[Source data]
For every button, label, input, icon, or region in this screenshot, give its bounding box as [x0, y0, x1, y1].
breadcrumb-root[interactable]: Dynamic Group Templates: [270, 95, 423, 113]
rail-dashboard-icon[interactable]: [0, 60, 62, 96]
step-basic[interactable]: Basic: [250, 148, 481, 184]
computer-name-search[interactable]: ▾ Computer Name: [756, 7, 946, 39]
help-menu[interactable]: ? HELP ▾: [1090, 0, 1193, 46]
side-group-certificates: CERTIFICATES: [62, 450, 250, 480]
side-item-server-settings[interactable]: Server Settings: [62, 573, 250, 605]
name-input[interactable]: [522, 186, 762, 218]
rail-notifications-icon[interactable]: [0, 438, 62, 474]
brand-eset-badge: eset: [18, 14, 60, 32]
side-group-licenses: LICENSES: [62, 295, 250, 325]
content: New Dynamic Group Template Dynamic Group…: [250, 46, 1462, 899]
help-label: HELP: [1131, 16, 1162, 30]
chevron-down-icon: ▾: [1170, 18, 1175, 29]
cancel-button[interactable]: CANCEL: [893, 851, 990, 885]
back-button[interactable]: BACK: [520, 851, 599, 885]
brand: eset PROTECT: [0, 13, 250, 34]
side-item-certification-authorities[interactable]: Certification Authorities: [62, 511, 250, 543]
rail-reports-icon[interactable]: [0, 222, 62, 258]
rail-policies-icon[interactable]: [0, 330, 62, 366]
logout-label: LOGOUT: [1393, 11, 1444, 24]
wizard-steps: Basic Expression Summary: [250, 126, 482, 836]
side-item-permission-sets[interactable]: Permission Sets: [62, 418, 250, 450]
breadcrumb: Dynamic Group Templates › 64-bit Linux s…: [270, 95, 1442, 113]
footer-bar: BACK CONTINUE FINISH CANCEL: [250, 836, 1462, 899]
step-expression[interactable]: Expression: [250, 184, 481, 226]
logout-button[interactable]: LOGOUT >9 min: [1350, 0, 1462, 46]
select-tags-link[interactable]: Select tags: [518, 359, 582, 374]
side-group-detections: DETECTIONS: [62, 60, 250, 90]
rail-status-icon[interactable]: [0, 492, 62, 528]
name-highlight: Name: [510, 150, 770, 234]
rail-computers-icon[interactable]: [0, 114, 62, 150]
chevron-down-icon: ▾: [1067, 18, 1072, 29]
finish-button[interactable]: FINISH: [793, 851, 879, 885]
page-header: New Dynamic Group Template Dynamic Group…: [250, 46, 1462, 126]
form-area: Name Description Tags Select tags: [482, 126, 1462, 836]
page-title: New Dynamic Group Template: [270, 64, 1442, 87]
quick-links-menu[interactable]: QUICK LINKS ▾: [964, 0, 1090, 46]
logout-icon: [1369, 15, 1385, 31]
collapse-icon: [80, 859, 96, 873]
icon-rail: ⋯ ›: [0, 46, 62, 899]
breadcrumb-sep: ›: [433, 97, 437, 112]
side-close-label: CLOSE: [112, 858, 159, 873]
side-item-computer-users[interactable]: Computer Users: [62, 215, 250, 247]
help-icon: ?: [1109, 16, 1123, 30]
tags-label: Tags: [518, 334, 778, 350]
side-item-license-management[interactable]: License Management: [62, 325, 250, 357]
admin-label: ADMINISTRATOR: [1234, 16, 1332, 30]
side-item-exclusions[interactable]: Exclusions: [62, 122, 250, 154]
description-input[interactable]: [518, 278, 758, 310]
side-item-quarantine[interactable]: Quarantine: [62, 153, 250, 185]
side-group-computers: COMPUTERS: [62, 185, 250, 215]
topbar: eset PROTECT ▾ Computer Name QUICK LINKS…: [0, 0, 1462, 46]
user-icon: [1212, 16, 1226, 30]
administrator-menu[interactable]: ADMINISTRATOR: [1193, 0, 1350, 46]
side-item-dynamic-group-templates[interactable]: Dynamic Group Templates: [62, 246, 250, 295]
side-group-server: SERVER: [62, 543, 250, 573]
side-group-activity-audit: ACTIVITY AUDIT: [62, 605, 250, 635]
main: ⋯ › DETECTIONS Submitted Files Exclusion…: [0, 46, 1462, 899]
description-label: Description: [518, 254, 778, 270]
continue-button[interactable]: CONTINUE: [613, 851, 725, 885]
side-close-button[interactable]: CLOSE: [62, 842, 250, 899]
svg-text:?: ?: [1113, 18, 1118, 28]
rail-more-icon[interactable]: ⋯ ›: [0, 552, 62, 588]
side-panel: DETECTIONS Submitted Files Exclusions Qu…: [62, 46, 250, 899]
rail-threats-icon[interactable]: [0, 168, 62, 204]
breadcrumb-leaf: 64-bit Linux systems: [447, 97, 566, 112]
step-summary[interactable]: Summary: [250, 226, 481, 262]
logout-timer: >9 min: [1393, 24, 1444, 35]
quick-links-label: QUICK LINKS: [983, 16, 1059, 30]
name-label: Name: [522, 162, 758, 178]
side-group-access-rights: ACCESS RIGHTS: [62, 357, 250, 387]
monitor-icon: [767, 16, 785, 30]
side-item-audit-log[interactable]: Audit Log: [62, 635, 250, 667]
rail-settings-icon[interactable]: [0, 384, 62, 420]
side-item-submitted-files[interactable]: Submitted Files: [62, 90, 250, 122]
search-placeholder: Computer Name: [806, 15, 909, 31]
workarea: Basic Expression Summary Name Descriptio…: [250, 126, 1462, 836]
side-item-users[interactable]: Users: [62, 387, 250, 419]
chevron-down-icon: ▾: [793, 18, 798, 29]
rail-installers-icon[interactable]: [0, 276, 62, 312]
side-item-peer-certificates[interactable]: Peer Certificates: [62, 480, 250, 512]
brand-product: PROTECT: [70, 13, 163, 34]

- Challenge:
Extract all the lines from the records above and reproduce each one verbatim, with no changes.

- Correct result:
For every button, label, input, icon, or region in this screenshot, give its bounding box as [x0, y0, x1, y1].
breadcrumb-root[interactable]: Dynamic Group Templates: [270, 95, 423, 113]
rail-dashboard-icon[interactable]: [0, 60, 62, 96]
step-basic[interactable]: Basic: [250, 148, 481, 184]
computer-name-search[interactable]: ▾ Computer Name: [756, 7, 946, 39]
help-menu[interactable]: ? HELP ▾: [1090, 0, 1193, 46]
side-group-certificates: CERTIFICATES: [62, 450, 250, 480]
side-item-server-settings[interactable]: Server Settings: [62, 573, 250, 605]
name-input[interactable]: [522, 186, 762, 218]
rail-notifications-icon[interactable]: [0, 438, 62, 474]
brand-eset-badge: eset: [18, 14, 60, 32]
side-group-licenses: LICENSES: [62, 295, 250, 325]
content: New Dynamic Group Template Dynamic Group…: [250, 46, 1462, 899]
help-label: HELP: [1131, 16, 1162, 30]
chevron-down-icon: ▾: [1170, 18, 1175, 29]
cancel-button[interactable]: CANCEL: [893, 851, 990, 885]
back-button[interactable]: BACK: [520, 851, 599, 885]
brand: eset PROTECT: [0, 13, 250, 34]
side-item-certification-authorities[interactable]: Certification Authorities: [62, 511, 250, 543]
rail-reports-icon[interactable]: [0, 222, 62, 258]
rail-policies-icon[interactable]: [0, 330, 62, 366]
logout-label: LOGOUT: [1393, 11, 1444, 24]
wizard-steps: Basic Expression Summary: [250, 126, 482, 836]
side-item-permission-sets[interactable]: Permission Sets: [62, 418, 250, 450]
breadcrumb: Dynamic Group Templates › 64-bit Linux s…: [270, 95, 1442, 113]
footer-bar: BACK CONTINUE FINISH CANCEL: [250, 836, 1462, 899]
step-expression[interactable]: Expression: [250, 184, 481, 226]
logout-button[interactable]: LOGOUT >9 min: [1350, 0, 1462, 46]
select-tags-link[interactable]: Select tags: [518, 359, 582, 374]
side-group-detections: DETECTIONS: [62, 60, 250, 90]
rail-status-icon[interactable]: [0, 492, 62, 528]
name-highlight: Name: [510, 150, 770, 234]
rail-computers-icon[interactable]: [0, 114, 62, 150]
chevron-down-icon: ▾: [1067, 18, 1072, 29]
finish-button[interactable]: FINISH: [793, 851, 879, 885]
page-header: New Dynamic Group Template Dynamic Group…: [250, 46, 1462, 126]
form-area: Name Description Tags Select tags: [482, 126, 1462, 836]
page-title: New Dynamic Group Template: [270, 64, 1442, 87]
quick-links-menu[interactable]: QUICK LINKS ▾: [964, 0, 1090, 46]
logout-icon: [1369, 15, 1385, 31]
collapse-icon: [80, 859, 96, 873]
icon-rail: ⋯ ›: [0, 46, 62, 899]
breadcrumb-sep: ›: [433, 97, 437, 112]
side-close-label: CLOSE: [112, 858, 159, 873]
side-item-computer-users[interactable]: Computer Users: [62, 215, 250, 247]
help-icon: ?: [1109, 16, 1123, 30]
tags-label: Tags: [518, 334, 778, 350]
side-item-license-management[interactable]: License Management: [62, 325, 250, 357]
admin-label: ADMINISTRATOR: [1234, 16, 1332, 30]
side-item-exclusions[interactable]: Exclusions: [62, 122, 250, 154]
description-input[interactable]: [518, 278, 758, 310]
side-item-quarantine[interactable]: Quarantine: [62, 153, 250, 185]
side-group-computers: COMPUTERS: [62, 185, 250, 215]
topbar: eset PROTECT ▾ Computer Name QUICK LINKS…: [0, 0, 1462, 46]
user-icon: [1212, 16, 1226, 30]
administrator-menu[interactable]: ADMINISTRATOR: [1193, 0, 1350, 46]
side-item-dynamic-group-templates[interactable]: Dynamic Group Templates: [62, 246, 250, 295]
side-group-server: SERVER: [62, 543, 250, 573]
side-group-activity-audit: ACTIVITY AUDIT: [62, 605, 250, 635]
main: ⋯ › DETECTIONS Submitted Files Exclusion…: [0, 46, 1462, 899]
description-label: Description: [518, 254, 778, 270]
continue-button[interactable]: CONTINUE: [613, 851, 725, 885]
side-close-button[interactable]: CLOSE: [62, 842, 250, 899]
svg-text:?: ?: [1113, 18, 1118, 28]
rail-more-icon[interactable]: ⋯ ›: [0, 552, 62, 588]
side-panel: DETECTIONS Submitted Files Exclusions Qu…: [62, 46, 250, 899]
rail-threats-icon[interactable]: [0, 168, 62, 204]
breadcrumb-leaf: 64-bit Linux systems: [447, 97, 566, 112]
step-summary[interactable]: Summary: [250, 226, 481, 262]
logout-timer: >9 min: [1393, 24, 1444, 35]
quick-links-label: QUICK LINKS: [983, 16, 1059, 30]
name-label: Name: [522, 162, 758, 178]
side-group-access-rights: ACCESS RIGHTS: [62, 357, 250, 387]
monitor-icon: [767, 16, 785, 30]
side-item-audit-log[interactable]: Audit Log: [62, 635, 250, 667]
rail-settings-icon[interactable]: [0, 384, 62, 420]
side-item-submitted-files[interactable]: Submitted Files: [62, 90, 250, 122]
search-placeholder: Computer Name: [806, 15, 909, 31]
workarea: Basic Expression Summary Name Descriptio…: [250, 126, 1462, 836]
side-item-users[interactable]: Users: [62, 387, 250, 419]
chevron-down-icon: ▾: [793, 18, 798, 29]
rail-installers-icon[interactable]: [0, 276, 62, 312]
side-item-peer-certificates[interactable]: Peer Certificates: [62, 480, 250, 512]
brand-product: PROTECT: [70, 13, 163, 34]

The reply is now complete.